___ EXERCISE MATERIAL
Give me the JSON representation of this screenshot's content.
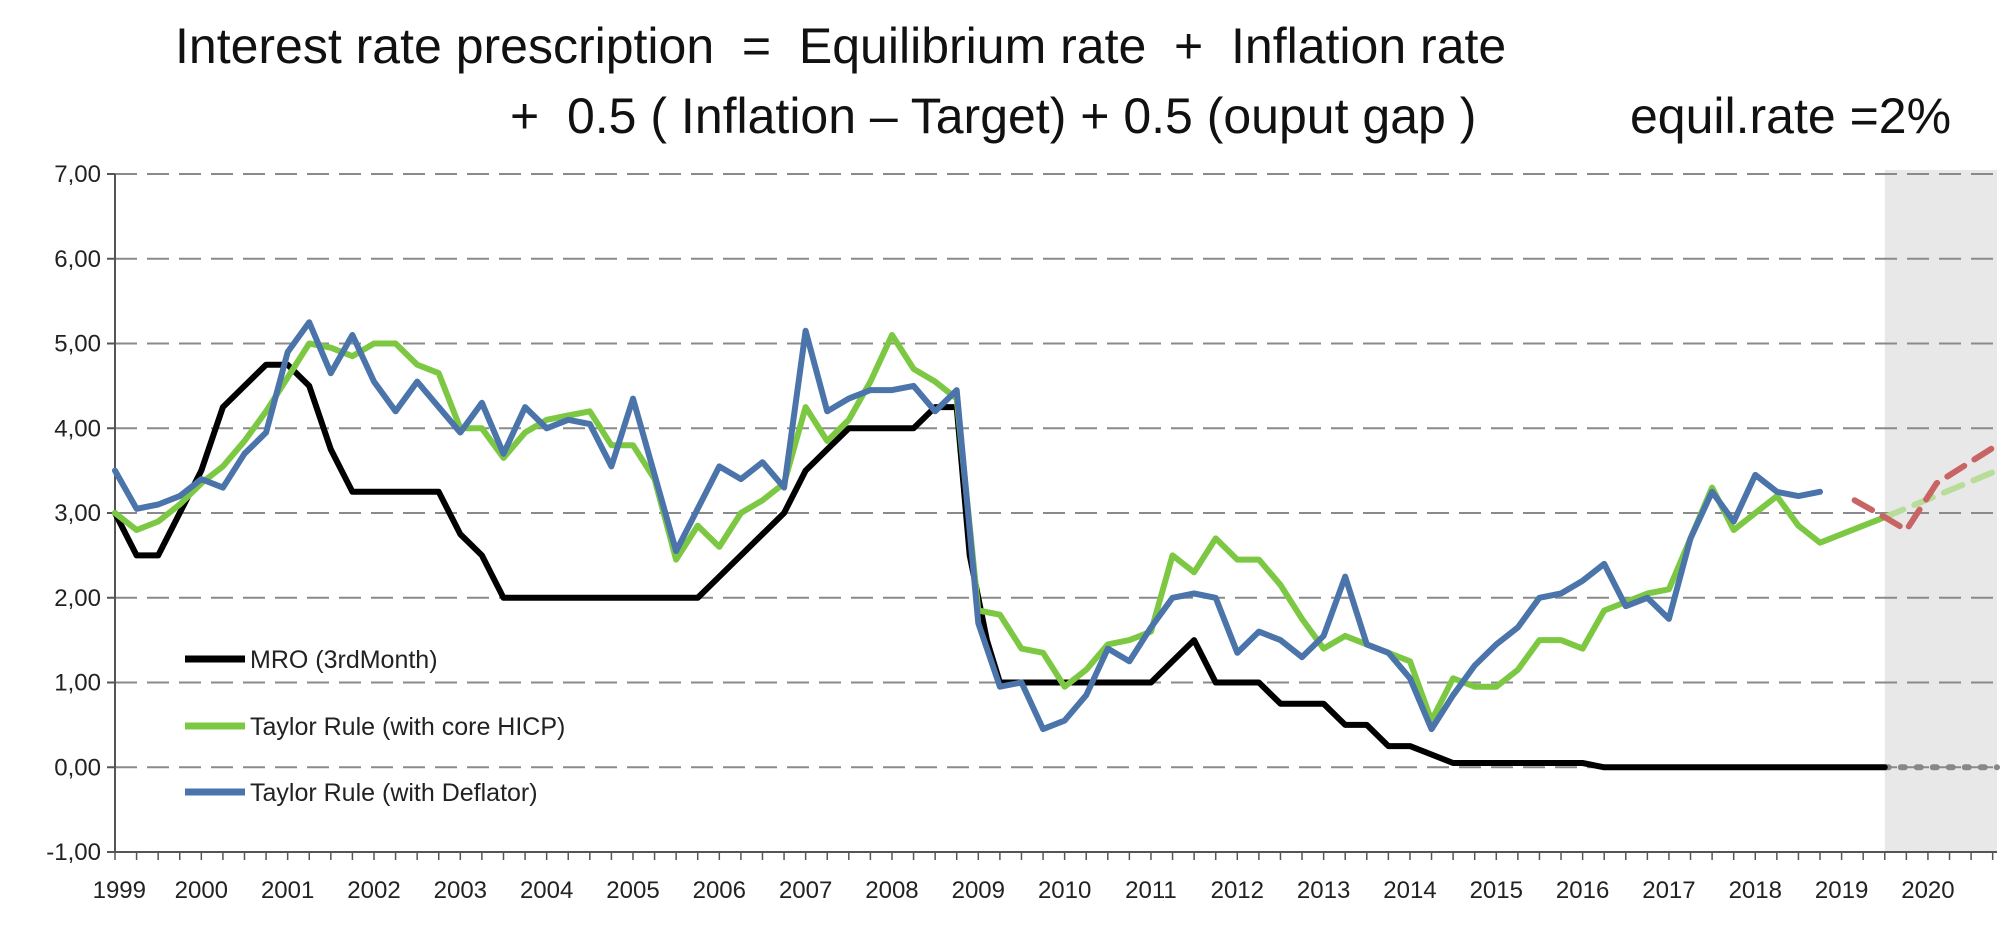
{
  "header": {
    "line1": "Interest rate prescription  =  Equilibrium rate  +  Inflation rate",
    "line2": "+  0.5 ( Inflation – Target) + 0.5 (ouput gap )",
    "line3": "equil.rate =2%"
  },
  "chart_data": {
    "type": "line",
    "title": "",
    "xlabel": "",
    "ylabel": "",
    "ylim": [
      -1,
      7
    ],
    "xlim": [
      1999,
      2020.8
    ],
    "y_ticks": [
      "-1,00",
      "0,00",
      "1,00",
      "2,00",
      "3,00",
      "4,00",
      "5,00",
      "6,00",
      "7,00"
    ],
    "y_tick_values": [
      -1,
      0,
      1,
      2,
      3,
      4,
      5,
      6,
      7
    ],
    "x_ticks": [
      "1999",
      "2000",
      "2001",
      "2002",
      "2003",
      "2004",
      "2005",
      "2006",
      "2007",
      "2008",
      "2009",
      "2010",
      "2011",
      "2012",
      "2013",
      "2014",
      "2015",
      "2016",
      "2017",
      "2018",
      "2019",
      "2020"
    ],
    "x_tick_values": [
      1999,
      2000,
      2001,
      2002,
      2003,
      2004,
      2005,
      2006,
      2007,
      2008,
      2009,
      2010,
      2011,
      2012,
      2013,
      2014,
      2015,
      2016,
      2017,
      2018,
      2019,
      2020
    ],
    "grid": "horizontal-dashed",
    "legend_position": "bottom-left",
    "forecast_shading": {
      "from": 2019.5,
      "to": 2020.8,
      "color": "#e8e8e8"
    },
    "series": [
      {
        "name": "MRO (3rdMonth)",
        "color": "#000000",
        "points": [
          [
            1999.0,
            3.0
          ],
          [
            1999.25,
            2.5
          ],
          [
            1999.5,
            2.5
          ],
          [
            1999.75,
            3.0
          ],
          [
            2000.0,
            3.5
          ],
          [
            2000.25,
            4.25
          ],
          [
            2000.5,
            4.5
          ],
          [
            2000.75,
            4.75
          ],
          [
            2001.0,
            4.75
          ],
          [
            2001.25,
            4.5
          ],
          [
            2001.5,
            3.75
          ],
          [
            2001.75,
            3.25
          ],
          [
            2002.0,
            3.25
          ],
          [
            2002.25,
            3.25
          ],
          [
            2002.5,
            3.25
          ],
          [
            2002.75,
            3.25
          ],
          [
            2003.0,
            2.75
          ],
          [
            2003.25,
            2.5
          ],
          [
            2003.5,
            2.0
          ],
          [
            2003.75,
            2.0
          ],
          [
            2004.0,
            2.0
          ],
          [
            2004.5,
            2.0
          ],
          [
            2005.0,
            2.0
          ],
          [
            2005.5,
            2.0
          ],
          [
            2005.75,
            2.0
          ],
          [
            2006.0,
            2.25
          ],
          [
            2006.25,
            2.5
          ],
          [
            2006.5,
            2.75
          ],
          [
            2006.75,
            3.0
          ],
          [
            2007.0,
            3.5
          ],
          [
            2007.25,
            3.75
          ],
          [
            2007.5,
            4.0
          ],
          [
            2007.75,
            4.0
          ],
          [
            2008.0,
            4.0
          ],
          [
            2008.25,
            4.0
          ],
          [
            2008.5,
            4.25
          ],
          [
            2008.75,
            4.25
          ],
          [
            2008.9,
            2.5
          ],
          [
            2009.1,
            1.5
          ],
          [
            2009.25,
            1.0
          ],
          [
            2009.5,
            1.0
          ],
          [
            2010.0,
            1.0
          ],
          [
            2010.5,
            1.0
          ],
          [
            2011.0,
            1.0
          ],
          [
            2011.25,
            1.25
          ],
          [
            2011.5,
            1.5
          ],
          [
            2011.75,
            1.0
          ],
          [
            2012.0,
            1.0
          ],
          [
            2012.25,
            1.0
          ],
          [
            2012.5,
            0.75
          ],
          [
            2012.75,
            0.75
          ],
          [
            2013.0,
            0.75
          ],
          [
            2013.25,
            0.5
          ],
          [
            2013.5,
            0.5
          ],
          [
            2013.75,
            0.25
          ],
          [
            2014.0,
            0.25
          ],
          [
            2014.25,
            0.15
          ],
          [
            2014.5,
            0.05
          ],
          [
            2015.0,
            0.05
          ],
          [
            2015.5,
            0.05
          ],
          [
            2016.0,
            0.05
          ],
          [
            2016.25,
            0.0
          ],
          [
            2017.0,
            0.0
          ],
          [
            2018.0,
            0.0
          ],
          [
            2019.0,
            0.0
          ],
          [
            2019.5,
            0.0
          ]
        ],
        "projection": {
          "color": "#888888",
          "style": "dotted",
          "points": [
            [
              2019.5,
              0.0
            ],
            [
              2020.8,
              0.0
            ]
          ]
        }
      },
      {
        "name": "Taylor Rule (with core HICP)",
        "color": "#7dc843",
        "points": [
          [
            1999.0,
            3.0
          ],
          [
            1999.25,
            2.8
          ],
          [
            1999.5,
            2.9
          ],
          [
            1999.75,
            3.1
          ],
          [
            2000.0,
            3.35
          ],
          [
            2000.25,
            3.55
          ],
          [
            2000.5,
            3.85
          ],
          [
            2000.75,
            4.2
          ],
          [
            2001.0,
            4.6
          ],
          [
            2001.25,
            5.0
          ],
          [
            2001.5,
            4.95
          ],
          [
            2001.75,
            4.85
          ],
          [
            2002.0,
            5.0
          ],
          [
            2002.25,
            5.0
          ],
          [
            2002.5,
            4.75
          ],
          [
            2002.75,
            4.65
          ],
          [
            2003.0,
            4.0
          ],
          [
            2003.25,
            4.0
          ],
          [
            2003.5,
            3.65
          ],
          [
            2003.75,
            3.95
          ],
          [
            2004.0,
            4.1
          ],
          [
            2004.25,
            4.15
          ],
          [
            2004.5,
            4.2
          ],
          [
            2004.75,
            3.8
          ],
          [
            2005.0,
            3.8
          ],
          [
            2005.25,
            3.4
          ],
          [
            2005.5,
            2.45
          ],
          [
            2005.75,
            2.85
          ],
          [
            2006.0,
            2.6
          ],
          [
            2006.25,
            3.0
          ],
          [
            2006.5,
            3.15
          ],
          [
            2006.75,
            3.35
          ],
          [
            2007.0,
            4.25
          ],
          [
            2007.25,
            3.85
          ],
          [
            2007.5,
            4.1
          ],
          [
            2007.75,
            4.55
          ],
          [
            2008.0,
            5.1
          ],
          [
            2008.25,
            4.7
          ],
          [
            2008.5,
            4.55
          ],
          [
            2008.75,
            4.35
          ],
          [
            2009.0,
            1.85
          ],
          [
            2009.25,
            1.8
          ],
          [
            2009.5,
            1.4
          ],
          [
            2009.75,
            1.35
          ],
          [
            2010.0,
            0.95
          ],
          [
            2010.25,
            1.15
          ],
          [
            2010.5,
            1.45
          ],
          [
            2010.75,
            1.5
          ],
          [
            2011.0,
            1.6
          ],
          [
            2011.25,
            2.5
          ],
          [
            2011.5,
            2.3
          ],
          [
            2011.75,
            2.7
          ],
          [
            2012.0,
            2.45
          ],
          [
            2012.25,
            2.45
          ],
          [
            2012.5,
            2.15
          ],
          [
            2012.75,
            1.75
          ],
          [
            2013.0,
            1.4
          ],
          [
            2013.25,
            1.55
          ],
          [
            2013.5,
            1.45
          ],
          [
            2013.75,
            1.35
          ],
          [
            2014.0,
            1.25
          ],
          [
            2014.25,
            0.55
          ],
          [
            2014.5,
            1.05
          ],
          [
            2014.75,
            0.95
          ],
          [
            2015.0,
            0.95
          ],
          [
            2015.25,
            1.15
          ],
          [
            2015.5,
            1.5
          ],
          [
            2015.75,
            1.5
          ],
          [
            2016.0,
            1.4
          ],
          [
            2016.25,
            1.85
          ],
          [
            2016.5,
            1.95
          ],
          [
            2016.75,
            2.05
          ],
          [
            2017.0,
            2.1
          ],
          [
            2017.25,
            2.7
          ],
          [
            2017.5,
            3.3
          ],
          [
            2017.75,
            2.8
          ],
          [
            2018.0,
            3.0
          ],
          [
            2018.25,
            3.2
          ],
          [
            2018.5,
            2.85
          ],
          [
            2018.75,
            2.65
          ],
          [
            2019.0,
            2.75
          ],
          [
            2019.25,
            2.85
          ],
          [
            2019.5,
            2.95
          ]
        ],
        "projection": {
          "color": "#b7dd98",
          "style": "dashed",
          "points": [
            [
              2019.5,
              2.95
            ],
            [
              2020.8,
              3.5
            ]
          ]
        }
      },
      {
        "name": "Taylor Rule (with Deflator)",
        "color": "#4a74aa",
        "points": [
          [
            1999.0,
            3.5
          ],
          [
            1999.25,
            3.05
          ],
          [
            1999.5,
            3.1
          ],
          [
            1999.75,
            3.2
          ],
          [
            2000.0,
            3.4
          ],
          [
            2000.25,
            3.3
          ],
          [
            2000.5,
            3.7
          ],
          [
            2000.75,
            3.95
          ],
          [
            2001.0,
            4.9
          ],
          [
            2001.25,
            5.25
          ],
          [
            2001.5,
            4.65
          ],
          [
            2001.75,
            5.1
          ],
          [
            2002.0,
            4.55
          ],
          [
            2002.25,
            4.2
          ],
          [
            2002.5,
            4.55
          ],
          [
            2002.75,
            4.25
          ],
          [
            2003.0,
            3.95
          ],
          [
            2003.25,
            4.3
          ],
          [
            2003.5,
            3.7
          ],
          [
            2003.75,
            4.25
          ],
          [
            2004.0,
            4.0
          ],
          [
            2004.25,
            4.1
          ],
          [
            2004.5,
            4.05
          ],
          [
            2004.75,
            3.55
          ],
          [
            2005.0,
            4.35
          ],
          [
            2005.25,
            3.45
          ],
          [
            2005.5,
            2.55
          ],
          [
            2005.75,
            3.05
          ],
          [
            2006.0,
            3.55
          ],
          [
            2006.25,
            3.4
          ],
          [
            2006.5,
            3.6
          ],
          [
            2006.75,
            3.3
          ],
          [
            2007.0,
            5.15
          ],
          [
            2007.25,
            4.2
          ],
          [
            2007.5,
            4.35
          ],
          [
            2007.75,
            4.45
          ],
          [
            2008.0,
            4.45
          ],
          [
            2008.25,
            4.5
          ],
          [
            2008.5,
            4.2
          ],
          [
            2008.75,
            4.45
          ],
          [
            2009.0,
            1.7
          ],
          [
            2009.25,
            0.95
          ],
          [
            2009.5,
            1.0
          ],
          [
            2009.75,
            0.45
          ],
          [
            2010.0,
            0.55
          ],
          [
            2010.25,
            0.85
          ],
          [
            2010.5,
            1.4
          ],
          [
            2010.75,
            1.25
          ],
          [
            2011.0,
            1.65
          ],
          [
            2011.25,
            2.0
          ],
          [
            2011.5,
            2.05
          ],
          [
            2011.75,
            2.0
          ],
          [
            2012.0,
            1.35
          ],
          [
            2012.25,
            1.6
          ],
          [
            2012.5,
            1.5
          ],
          [
            2012.75,
            1.3
          ],
          [
            2013.0,
            1.55
          ],
          [
            2013.25,
            2.25
          ],
          [
            2013.5,
            1.45
          ],
          [
            2013.75,
            1.35
          ],
          [
            2014.0,
            1.05
          ],
          [
            2014.25,
            0.45
          ],
          [
            2014.5,
            0.85
          ],
          [
            2014.75,
            1.2
          ],
          [
            2015.0,
            1.45
          ],
          [
            2015.25,
            1.65
          ],
          [
            2015.5,
            2.0
          ],
          [
            2015.75,
            2.05
          ],
          [
            2016.0,
            2.2
          ],
          [
            2016.25,
            2.4
          ],
          [
            2016.5,
            1.9
          ],
          [
            2016.75,
            2.0
          ],
          [
            2017.0,
            1.75
          ],
          [
            2017.25,
            2.7
          ],
          [
            2017.5,
            3.25
          ],
          [
            2017.75,
            2.9
          ],
          [
            2018.0,
            3.45
          ],
          [
            2018.25,
            3.25
          ],
          [
            2018.5,
            3.2
          ],
          [
            2018.75,
            3.25
          ]
        ]
      },
      {
        "name": "",
        "color": "#c86464",
        "style": "dashed",
        "points": [
          [
            2019.15,
            3.15
          ],
          [
            2019.5,
            2.95
          ],
          [
            2019.75,
            2.8
          ],
          [
            2020.1,
            3.35
          ],
          [
            2020.8,
            3.8
          ]
        ]
      }
    ]
  }
}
______
(TASK INSTRUCTIONS): Show the lines that mention the word "Taylor".

(OUTPUT BELOW):
        "name": "Taylor Rule (with core HICP)",
        "name": "Taylor Rule (with Deflator)",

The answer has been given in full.